##### Given data

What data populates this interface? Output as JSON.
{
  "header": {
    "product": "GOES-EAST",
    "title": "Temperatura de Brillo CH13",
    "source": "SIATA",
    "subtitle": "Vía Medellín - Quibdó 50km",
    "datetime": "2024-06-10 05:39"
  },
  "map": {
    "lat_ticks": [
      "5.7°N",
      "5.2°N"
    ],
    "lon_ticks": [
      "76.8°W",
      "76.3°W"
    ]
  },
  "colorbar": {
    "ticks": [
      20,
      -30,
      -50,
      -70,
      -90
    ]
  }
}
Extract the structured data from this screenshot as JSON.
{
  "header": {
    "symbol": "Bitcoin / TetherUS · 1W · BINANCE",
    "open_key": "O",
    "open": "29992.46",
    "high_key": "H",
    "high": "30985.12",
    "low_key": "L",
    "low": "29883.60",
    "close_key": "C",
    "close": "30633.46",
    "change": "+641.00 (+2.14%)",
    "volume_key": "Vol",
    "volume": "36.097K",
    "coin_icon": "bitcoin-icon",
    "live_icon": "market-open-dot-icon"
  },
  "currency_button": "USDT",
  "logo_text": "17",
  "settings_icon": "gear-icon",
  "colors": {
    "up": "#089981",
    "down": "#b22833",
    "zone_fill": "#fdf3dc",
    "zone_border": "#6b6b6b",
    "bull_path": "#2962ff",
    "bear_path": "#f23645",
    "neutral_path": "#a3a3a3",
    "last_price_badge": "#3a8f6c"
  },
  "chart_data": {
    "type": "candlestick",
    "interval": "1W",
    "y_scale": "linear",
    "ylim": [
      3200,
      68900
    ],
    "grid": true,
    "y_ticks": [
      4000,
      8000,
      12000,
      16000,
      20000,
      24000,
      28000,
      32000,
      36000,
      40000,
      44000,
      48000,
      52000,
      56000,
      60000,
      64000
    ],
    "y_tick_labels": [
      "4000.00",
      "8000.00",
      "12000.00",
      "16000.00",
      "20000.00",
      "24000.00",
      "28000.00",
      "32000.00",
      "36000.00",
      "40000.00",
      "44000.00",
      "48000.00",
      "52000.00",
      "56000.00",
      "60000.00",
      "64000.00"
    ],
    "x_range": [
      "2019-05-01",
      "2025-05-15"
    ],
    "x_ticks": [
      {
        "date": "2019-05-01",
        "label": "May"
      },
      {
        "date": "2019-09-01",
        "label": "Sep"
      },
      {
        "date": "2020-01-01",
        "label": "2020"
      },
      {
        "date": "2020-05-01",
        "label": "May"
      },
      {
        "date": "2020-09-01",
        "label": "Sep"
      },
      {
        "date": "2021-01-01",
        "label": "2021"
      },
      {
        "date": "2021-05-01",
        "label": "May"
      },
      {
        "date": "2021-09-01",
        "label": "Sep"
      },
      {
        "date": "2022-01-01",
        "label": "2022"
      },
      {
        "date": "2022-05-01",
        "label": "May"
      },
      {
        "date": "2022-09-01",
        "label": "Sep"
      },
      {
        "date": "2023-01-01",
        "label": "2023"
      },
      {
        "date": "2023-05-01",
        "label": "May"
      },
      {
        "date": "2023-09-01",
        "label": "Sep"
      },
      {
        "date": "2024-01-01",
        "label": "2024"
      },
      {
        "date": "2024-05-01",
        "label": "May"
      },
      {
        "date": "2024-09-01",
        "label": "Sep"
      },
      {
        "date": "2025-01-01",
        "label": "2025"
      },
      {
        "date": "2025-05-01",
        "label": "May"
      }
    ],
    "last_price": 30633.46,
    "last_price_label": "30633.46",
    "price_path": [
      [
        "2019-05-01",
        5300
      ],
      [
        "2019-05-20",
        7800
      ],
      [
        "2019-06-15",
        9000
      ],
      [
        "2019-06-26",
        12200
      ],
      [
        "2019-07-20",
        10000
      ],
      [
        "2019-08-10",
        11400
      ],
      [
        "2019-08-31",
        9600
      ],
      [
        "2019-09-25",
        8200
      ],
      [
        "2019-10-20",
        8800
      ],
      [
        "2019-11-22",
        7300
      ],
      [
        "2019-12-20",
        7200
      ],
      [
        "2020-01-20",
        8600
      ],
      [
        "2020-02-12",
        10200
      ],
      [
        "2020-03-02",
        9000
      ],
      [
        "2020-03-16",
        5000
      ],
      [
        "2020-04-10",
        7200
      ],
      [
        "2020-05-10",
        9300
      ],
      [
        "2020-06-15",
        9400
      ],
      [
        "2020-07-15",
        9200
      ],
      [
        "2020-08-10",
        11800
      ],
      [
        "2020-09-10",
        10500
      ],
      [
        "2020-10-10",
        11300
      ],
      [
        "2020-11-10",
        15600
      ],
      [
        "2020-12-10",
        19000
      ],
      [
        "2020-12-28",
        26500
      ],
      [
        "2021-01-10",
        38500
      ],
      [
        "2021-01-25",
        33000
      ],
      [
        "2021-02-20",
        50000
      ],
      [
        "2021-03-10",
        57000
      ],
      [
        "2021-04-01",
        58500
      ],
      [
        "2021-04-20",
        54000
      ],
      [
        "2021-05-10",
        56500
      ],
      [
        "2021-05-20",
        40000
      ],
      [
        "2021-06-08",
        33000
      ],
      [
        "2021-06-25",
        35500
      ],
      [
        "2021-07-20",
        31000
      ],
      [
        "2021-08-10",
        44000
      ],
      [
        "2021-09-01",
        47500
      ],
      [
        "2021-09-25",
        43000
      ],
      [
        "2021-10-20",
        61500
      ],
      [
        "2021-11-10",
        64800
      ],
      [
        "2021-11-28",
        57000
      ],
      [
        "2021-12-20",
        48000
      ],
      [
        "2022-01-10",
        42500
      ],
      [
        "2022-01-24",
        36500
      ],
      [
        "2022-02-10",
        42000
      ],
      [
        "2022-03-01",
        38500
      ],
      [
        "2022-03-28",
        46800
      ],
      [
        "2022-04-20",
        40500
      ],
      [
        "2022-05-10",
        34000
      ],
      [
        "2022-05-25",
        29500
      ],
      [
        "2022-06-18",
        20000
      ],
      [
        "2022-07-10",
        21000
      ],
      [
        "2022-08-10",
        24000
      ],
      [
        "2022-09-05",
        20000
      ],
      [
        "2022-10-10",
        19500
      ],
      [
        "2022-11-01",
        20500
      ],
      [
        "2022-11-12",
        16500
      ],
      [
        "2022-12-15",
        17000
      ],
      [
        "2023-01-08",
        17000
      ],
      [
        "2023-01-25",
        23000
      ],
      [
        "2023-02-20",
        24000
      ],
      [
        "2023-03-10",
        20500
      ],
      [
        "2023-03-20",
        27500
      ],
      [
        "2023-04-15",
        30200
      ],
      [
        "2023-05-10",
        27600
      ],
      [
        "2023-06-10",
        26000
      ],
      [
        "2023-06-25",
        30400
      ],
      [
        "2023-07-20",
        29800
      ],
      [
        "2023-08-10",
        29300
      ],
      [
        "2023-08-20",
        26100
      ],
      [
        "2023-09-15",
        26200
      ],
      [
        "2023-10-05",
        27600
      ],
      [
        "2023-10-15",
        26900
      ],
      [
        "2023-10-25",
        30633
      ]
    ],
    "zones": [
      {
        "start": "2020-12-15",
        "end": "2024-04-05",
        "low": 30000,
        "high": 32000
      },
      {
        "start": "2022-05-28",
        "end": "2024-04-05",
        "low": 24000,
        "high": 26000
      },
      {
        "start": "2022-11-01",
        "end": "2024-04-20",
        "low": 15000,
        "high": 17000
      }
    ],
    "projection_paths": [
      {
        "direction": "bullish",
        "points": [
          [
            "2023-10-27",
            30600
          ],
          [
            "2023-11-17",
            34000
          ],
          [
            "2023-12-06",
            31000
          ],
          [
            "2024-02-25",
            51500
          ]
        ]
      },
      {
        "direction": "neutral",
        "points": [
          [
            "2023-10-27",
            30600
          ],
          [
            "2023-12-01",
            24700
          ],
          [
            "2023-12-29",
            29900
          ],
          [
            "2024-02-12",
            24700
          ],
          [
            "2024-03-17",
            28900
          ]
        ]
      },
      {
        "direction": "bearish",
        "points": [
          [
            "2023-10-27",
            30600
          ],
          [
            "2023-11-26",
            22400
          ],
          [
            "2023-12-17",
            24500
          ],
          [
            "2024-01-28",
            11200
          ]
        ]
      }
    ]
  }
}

##########

Aim
Search the listing for the string "direction". Copy each line where it turns up.

Written response
        "direction": "bullish",
        "direction": "neutral",
        "direction": "bearish",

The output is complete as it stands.